(Data extracted from a collection)

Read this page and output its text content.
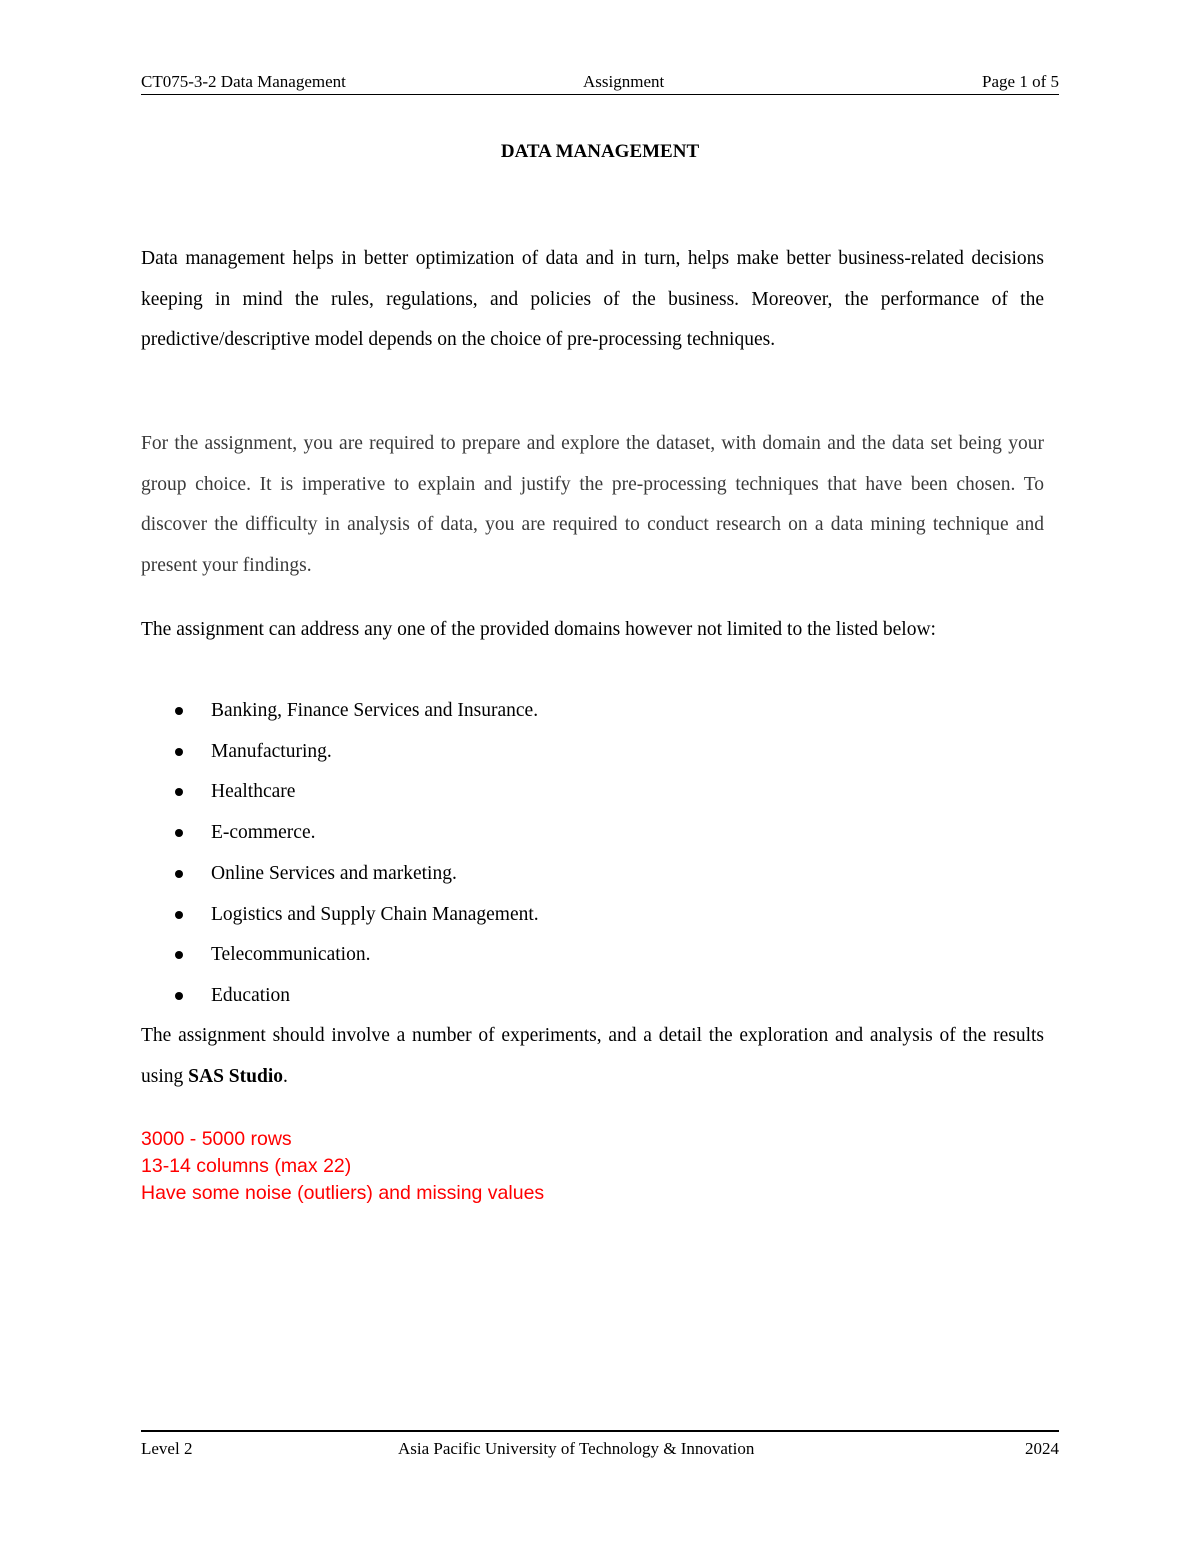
CT075-3-2 Data Management	Assignment	Page 1 of 5
DATA MANAGEMENT

Data management helps in better optimization of data and in turn, helps make better business-related decisions keeping in mind the rules, regulations, and policies of the business. Moreover, the performance of the predictive/descriptive model depends on the choice of pre-processing techniques.

For the assignment, you are required to prepare and explore the dataset, with domain and the data set being your group choice. It is imperative to explain and justify the pre-processing techniques that have been chosen. To discover the difficulty in analysis of data, you are required to conduct research on a data mining technique and present your findings.

The assignment can address any one of the provided domains however not limited to the listed below:

Banking, Finance Services and Insurance.
Manufacturing.
Healthcare
E-commerce.
Online Services and marketing.
Logistics and Supply Chain Management.
Telecommunication.
Education

The assignment should involve a number of experiments, and a detail the exploration and analysis of the results using SAS Studio.

3000 - 5000 rows
13-14 columns (max 22)
Have some noise (outliers) and missing values
Level 2	Asia Pacific University of Technology & Innovation	2024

| Aim of the task |
Locate the word "Services" in the records above, and return each line that has it.

| Exercise response |
Banking, Finance Services and Insurance.
Online Services and marketing.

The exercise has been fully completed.